▶ _Data excerpts_:
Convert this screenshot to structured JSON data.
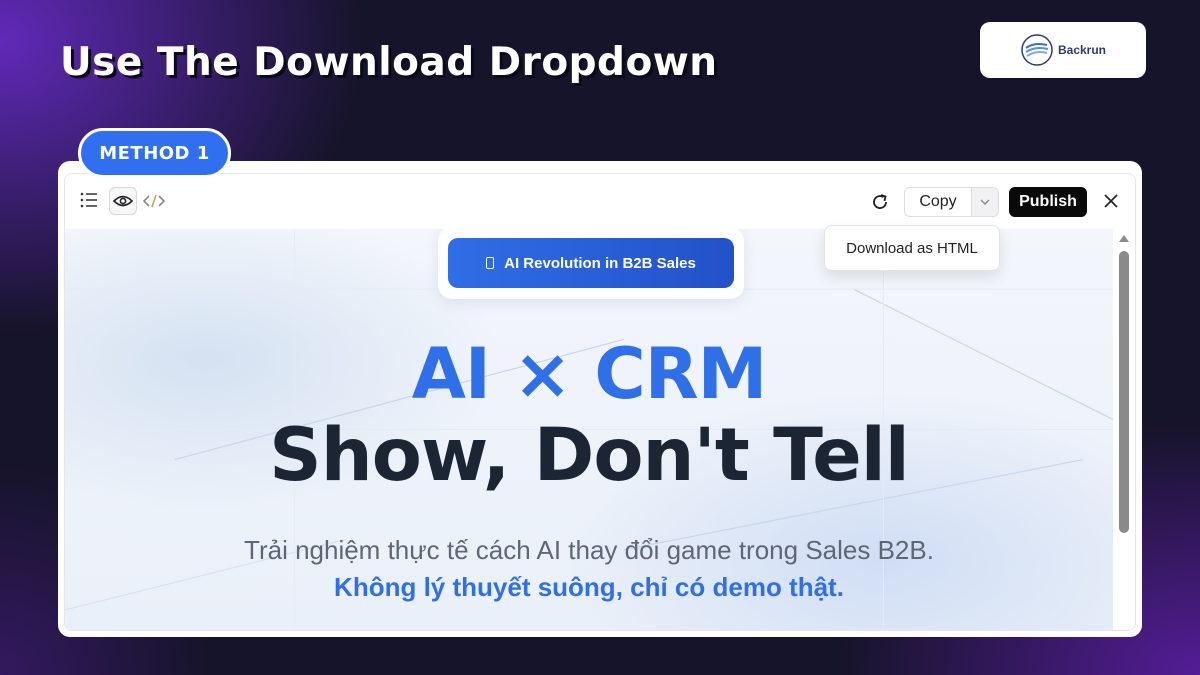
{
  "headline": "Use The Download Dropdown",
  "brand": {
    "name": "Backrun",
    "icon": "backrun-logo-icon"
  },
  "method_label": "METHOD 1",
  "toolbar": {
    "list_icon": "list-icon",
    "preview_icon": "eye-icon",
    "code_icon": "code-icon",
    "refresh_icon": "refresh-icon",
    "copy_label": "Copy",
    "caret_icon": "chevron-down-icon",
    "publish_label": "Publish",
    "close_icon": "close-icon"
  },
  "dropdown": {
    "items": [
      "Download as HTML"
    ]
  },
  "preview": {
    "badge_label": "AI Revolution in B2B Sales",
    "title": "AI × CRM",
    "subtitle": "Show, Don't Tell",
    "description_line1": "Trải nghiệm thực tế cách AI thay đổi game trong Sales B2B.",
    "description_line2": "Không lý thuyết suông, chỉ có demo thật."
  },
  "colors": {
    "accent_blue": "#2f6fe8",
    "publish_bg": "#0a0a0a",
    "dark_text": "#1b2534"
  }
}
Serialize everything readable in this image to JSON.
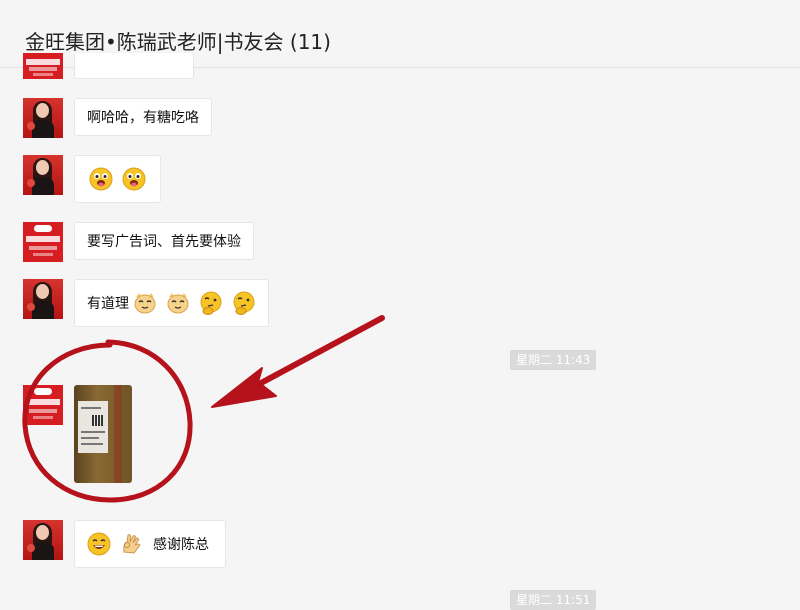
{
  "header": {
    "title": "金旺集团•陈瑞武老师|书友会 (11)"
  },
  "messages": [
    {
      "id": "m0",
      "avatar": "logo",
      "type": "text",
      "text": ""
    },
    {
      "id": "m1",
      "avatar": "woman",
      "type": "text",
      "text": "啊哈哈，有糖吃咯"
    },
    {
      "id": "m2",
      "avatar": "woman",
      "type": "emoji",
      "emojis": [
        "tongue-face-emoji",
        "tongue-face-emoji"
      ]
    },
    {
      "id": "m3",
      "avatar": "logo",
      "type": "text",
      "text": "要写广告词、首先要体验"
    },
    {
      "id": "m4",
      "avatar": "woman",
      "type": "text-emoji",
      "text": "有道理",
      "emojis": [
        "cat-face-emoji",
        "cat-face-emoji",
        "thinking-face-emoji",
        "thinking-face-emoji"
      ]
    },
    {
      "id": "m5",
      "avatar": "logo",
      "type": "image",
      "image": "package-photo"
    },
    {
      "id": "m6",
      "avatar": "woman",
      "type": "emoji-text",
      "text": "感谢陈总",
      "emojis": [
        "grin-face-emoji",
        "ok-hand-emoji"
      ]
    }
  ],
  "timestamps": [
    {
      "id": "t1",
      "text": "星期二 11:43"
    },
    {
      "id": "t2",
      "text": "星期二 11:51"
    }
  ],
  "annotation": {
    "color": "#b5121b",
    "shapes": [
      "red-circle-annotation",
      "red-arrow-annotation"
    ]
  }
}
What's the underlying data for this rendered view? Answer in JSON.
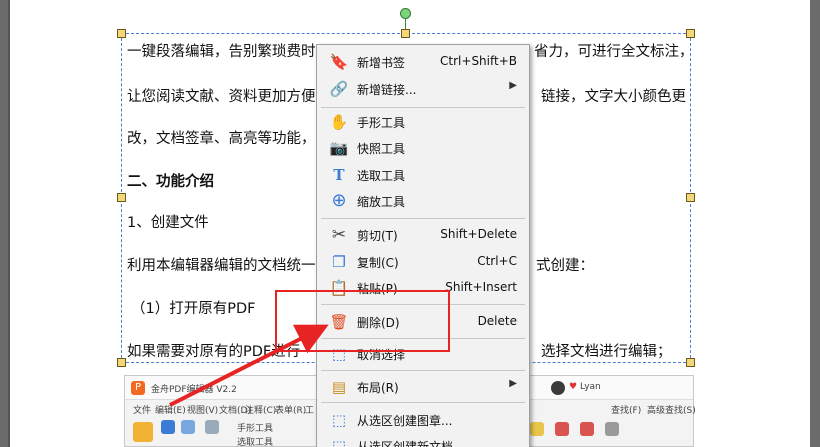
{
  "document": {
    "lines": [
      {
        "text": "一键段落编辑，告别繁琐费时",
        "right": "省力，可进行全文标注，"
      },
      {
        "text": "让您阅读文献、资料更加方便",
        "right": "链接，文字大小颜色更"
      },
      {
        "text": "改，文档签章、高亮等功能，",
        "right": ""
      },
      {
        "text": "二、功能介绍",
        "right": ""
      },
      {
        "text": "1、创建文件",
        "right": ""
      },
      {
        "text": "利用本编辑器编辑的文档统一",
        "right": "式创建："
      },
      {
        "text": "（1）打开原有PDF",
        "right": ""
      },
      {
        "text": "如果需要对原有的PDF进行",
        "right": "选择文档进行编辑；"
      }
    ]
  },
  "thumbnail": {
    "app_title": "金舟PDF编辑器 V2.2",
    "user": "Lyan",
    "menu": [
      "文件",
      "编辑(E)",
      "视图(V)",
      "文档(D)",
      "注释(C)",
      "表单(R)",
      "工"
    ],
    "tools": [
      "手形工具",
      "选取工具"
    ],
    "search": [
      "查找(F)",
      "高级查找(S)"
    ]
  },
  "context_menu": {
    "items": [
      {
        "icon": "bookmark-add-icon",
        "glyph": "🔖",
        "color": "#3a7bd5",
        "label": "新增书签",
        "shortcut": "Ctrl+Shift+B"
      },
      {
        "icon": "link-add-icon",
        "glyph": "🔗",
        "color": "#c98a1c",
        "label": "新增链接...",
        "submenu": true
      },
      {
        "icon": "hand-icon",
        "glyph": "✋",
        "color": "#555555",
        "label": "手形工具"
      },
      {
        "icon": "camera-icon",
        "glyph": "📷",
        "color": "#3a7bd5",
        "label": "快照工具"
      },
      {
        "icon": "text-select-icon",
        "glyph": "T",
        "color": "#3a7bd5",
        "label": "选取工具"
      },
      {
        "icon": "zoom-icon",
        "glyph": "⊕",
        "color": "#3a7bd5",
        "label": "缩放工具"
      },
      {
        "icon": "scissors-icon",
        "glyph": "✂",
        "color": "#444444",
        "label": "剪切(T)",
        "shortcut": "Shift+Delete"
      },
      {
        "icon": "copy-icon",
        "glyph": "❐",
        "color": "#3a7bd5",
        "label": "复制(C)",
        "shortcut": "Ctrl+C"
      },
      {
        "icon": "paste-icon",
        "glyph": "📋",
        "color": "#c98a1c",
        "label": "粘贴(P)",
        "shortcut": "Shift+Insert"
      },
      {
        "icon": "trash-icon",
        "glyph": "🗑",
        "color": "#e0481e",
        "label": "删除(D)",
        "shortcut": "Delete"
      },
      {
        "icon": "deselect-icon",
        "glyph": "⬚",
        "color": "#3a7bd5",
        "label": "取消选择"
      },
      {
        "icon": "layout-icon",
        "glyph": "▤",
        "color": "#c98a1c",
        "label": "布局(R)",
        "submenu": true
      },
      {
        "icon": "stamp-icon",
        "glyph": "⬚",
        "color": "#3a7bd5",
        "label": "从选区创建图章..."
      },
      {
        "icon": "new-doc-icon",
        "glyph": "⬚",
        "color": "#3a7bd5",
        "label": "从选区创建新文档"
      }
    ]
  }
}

▶ _Directions for this task_: Retype each record exactly as it stands, but do not include the pictures.

▶ _Right answer_:
Convert this screenshot to structured JSON data.
{
  "headline": "Use The Download Dropdown",
  "brand": {
    "name": "Backrun",
    "icon": "backrun-logo-icon"
  },
  "method_label": "METHOD 1",
  "toolbar": {
    "list_icon": "list-icon",
    "preview_icon": "eye-icon",
    "code_icon": "code-icon",
    "refresh_icon": "refresh-icon",
    "copy_label": "Copy",
    "caret_icon": "chevron-down-icon",
    "publish_label": "Publish",
    "close_icon": "close-icon"
  },
  "dropdown": {
    "items": [
      "Download as HTML"
    ]
  },
  "preview": {
    "badge_label": "AI Revolution in B2B Sales",
    "title": "AI × CRM",
    "subtitle": "Show, Don't Tell",
    "description_line1": "Trải nghiệm thực tế cách AI thay đổi game trong Sales B2B.",
    "description_line2": "Không lý thuyết suông, chỉ có demo thật."
  },
  "colors": {
    "accent_blue": "#2f6fe8",
    "publish_bg": "#0a0a0a",
    "dark_text": "#1b2534"
  }
}
Serialize everything readable in this image to JSON.
{
  "header": {
    "title": "金旺集团•陈瑞武老师|书友会 (11)"
  },
  "messages": [
    {
      "id": "m0",
      "avatar": "logo",
      "type": "text",
      "text": ""
    },
    {
      "id": "m1",
      "avatar": "woman",
      "type": "text",
      "text": "啊哈哈，有糖吃咯"
    },
    {
      "id": "m2",
      "avatar": "woman",
      "type": "emoji",
      "emojis": [
        "tongue-face-emoji",
        "tongue-face-emoji"
      ]
    },
    {
      "id": "m3",
      "avatar": "logo",
      "type": "text",
      "text": "要写广告词、首先要体验"
    },
    {
      "id": "m4",
      "avatar": "woman",
      "type": "text-emoji",
      "text": "有道理",
      "emojis": [
        "cat-face-emoji",
        "cat-face-emoji",
        "thinking-face-emoji",
        "thinking-face-emoji"
      ]
    },
    {
      "id": "m5",
      "avatar": "logo",
      "type": "image",
      "image": "package-photo"
    },
    {
      "id": "m6",
      "avatar": "woman",
      "type": "emoji-text",
      "text": "感谢陈总",
      "emojis": [
        "grin-face-emoji",
        "ok-hand-emoji"
      ]
    }
  ],
  "timestamps": [
    {
      "id": "t1",
      "text": "星期二 11:43"
    },
    {
      "id": "t2",
      "text": "星期二 11:51"
    }
  ],
  "annotation": {
    "color": "#b5121b",
    "shapes": [
      "red-circle-annotation",
      "red-arrow-annotation"
    ]
  }
}
What's the underlying data for this rendered view? Answer in JSON.
{
  "document": {
    "lines": [
      {
        "text": "一键段落编辑，告别繁琐费时",
        "right": "省力，可进行全文标注，"
      },
      {
        "text": "让您阅读文献、资料更加方便",
        "right": "链接，文字大小颜色更"
      },
      {
        "text": "改，文档签章、高亮等功能，",
        "right": ""
      },
      {
        "text": "二、功能介绍",
        "right": ""
      },
      {
        "text": "1、创建文件",
        "right": ""
      },
      {
        "text": "利用本编辑器编辑的文档统一",
        "right": "式创建："
      },
      {
        "text": "（1）打开原有PDF",
        "right": ""
      },
      {
        "text": "如果需要对原有的PDF进行",
        "right": "选择文档进行编辑；"
      }
    ]
  },
  "thumbnail": {
    "app_title": "金舟PDF编辑器 V2.2",
    "user": "Lyan",
    "menu": [
      "文件",
      "编辑(E)",
      "视图(V)",
      "文档(D)",
      "注释(C)",
      "表单(R)",
      "工"
    ],
    "tools": [
      "手形工具",
      "选取工具"
    ],
    "search": [
      "查找(F)",
      "高级查找(S)"
    ]
  },
  "context_menu": {
    "items": [
      {
        "icon": "bookmark-add-icon",
        "glyph": "🔖",
        "color": "#3a7bd5",
        "label": "新增书签",
        "shortcut": "Ctrl+Shift+B"
      },
      {
        "icon": "link-add-icon",
        "glyph": "🔗",
        "color": "#c98a1c",
        "label": "新增链接...",
        "submenu": true
      },
      {
        "icon": "hand-icon",
        "glyph": "✋",
        "color": "#555555",
        "label": "手形工具"
      },
      {
        "icon": "camera-icon",
        "glyph": "📷",
        "color": "#3a7bd5",
        "label": "快照工具"
      },
      {
        "icon": "text-select-icon",
        "glyph": "T",
        "color": "#3a7bd5",
        "label": "选取工具"
      },
      {
        "icon": "zoom-icon",
        "glyph": "⊕",
        "color": "#3a7bd5",
        "label": "缩放工具"
      },
      {
        "icon": "scissors-icon",
        "glyph": "✂",
        "color": "#444444",
        "label": "剪切(T)",
        "shortcut": "Shift+Delete"
      },
      {
        "icon": "copy-icon",
        "glyph": "❐",
        "color": "#3a7bd5",
        "label": "复制(C)",
        "shortcut": "Ctrl+C"
      },
      {
        "icon": "paste-icon",
        "glyph": "📋",
        "color": "#c98a1c",
        "label": "粘贴(P)",
        "shortcut": "Shift+Insert"
      },
      {
        "icon": "trash-icon",
        "glyph": "🗑",
        "color": "#e0481e",
        "label": "删除(D)",
        "shortcut": "Delete"
      },
      {
        "icon": "deselect-icon",
        "glyph": "⬚",
        "color": "#3a7bd5",
        "label": "取消选择"
      },
      {
        "icon": "layout-icon",
        "glyph": "▤",
        "color": "#c98a1c",
        "label": "布局(R)",
        "submenu": true
      },
      {
        "icon": "stamp-icon",
        "glyph": "⬚",
        "color": "#3a7bd5",
        "label": "从选区创建图章..."
      },
      {
        "icon": "new-doc-icon",
        "glyph": "⬚",
        "color": "#3a7bd5",
        "label": "从选区创建新文档"
      }
    ]
  }
}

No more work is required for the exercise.